Data supplied:
-- START --
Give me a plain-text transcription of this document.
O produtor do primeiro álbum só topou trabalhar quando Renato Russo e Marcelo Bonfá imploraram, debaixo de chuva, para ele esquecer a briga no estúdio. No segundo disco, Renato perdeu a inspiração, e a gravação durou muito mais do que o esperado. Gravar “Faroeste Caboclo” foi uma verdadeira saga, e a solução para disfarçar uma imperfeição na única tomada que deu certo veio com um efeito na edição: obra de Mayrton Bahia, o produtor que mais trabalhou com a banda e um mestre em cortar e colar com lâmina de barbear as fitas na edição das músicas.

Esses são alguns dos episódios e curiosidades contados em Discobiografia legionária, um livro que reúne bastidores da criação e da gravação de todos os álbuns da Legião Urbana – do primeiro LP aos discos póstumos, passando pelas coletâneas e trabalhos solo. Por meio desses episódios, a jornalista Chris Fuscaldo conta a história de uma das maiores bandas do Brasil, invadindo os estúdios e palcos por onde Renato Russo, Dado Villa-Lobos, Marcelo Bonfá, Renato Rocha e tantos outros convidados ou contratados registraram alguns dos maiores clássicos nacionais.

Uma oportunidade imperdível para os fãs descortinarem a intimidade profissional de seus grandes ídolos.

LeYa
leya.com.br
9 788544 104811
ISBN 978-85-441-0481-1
-- END --
Task brief: Search the material above for "gravação". Pull out each line where it shows up.

Result below:
O produtor do primeiro álbum só topou trabalhar quando Renato Russo e Marcelo Bonfá imploraram, debaixo de chuva, para ele esquecer a briga no estúdio. No segundo disco, Renato perdeu a inspiração, e a gravação durou muito mais do que o esperado. Gravar “Faroeste Caboclo” foi uma verdadeira saga, e a solução para disfarçar uma imperfeição na única tomada que deu certo veio com um efeito na edição: obra de Mayrton Bahia, o produtor que mais trabalhou com a banda e um mestre em cortar e colar com lâmina de barbear as fitas na edição das músicas.
Esses são alguns dos episódios e curiosidades contados em Discobiografia legionária, um livro que reúne bastidores da criação e da gravação de todos os álbuns da Legião Urbana – do primeiro LP aos discos póstumos, passando pelas coletâneas e trabalhos solo. Por meio desses episódios, a jornalista Chris Fuscaldo conta a história de uma das maiores bandas do Brasil, invadindo os estúdios e palcos por onde Renato Russo, Dado Villa-Lobos, Marcelo Bonfá, Renato Rocha e tantos outros convidados ou contratados registraram alguns dos maiores clássicos nacionais.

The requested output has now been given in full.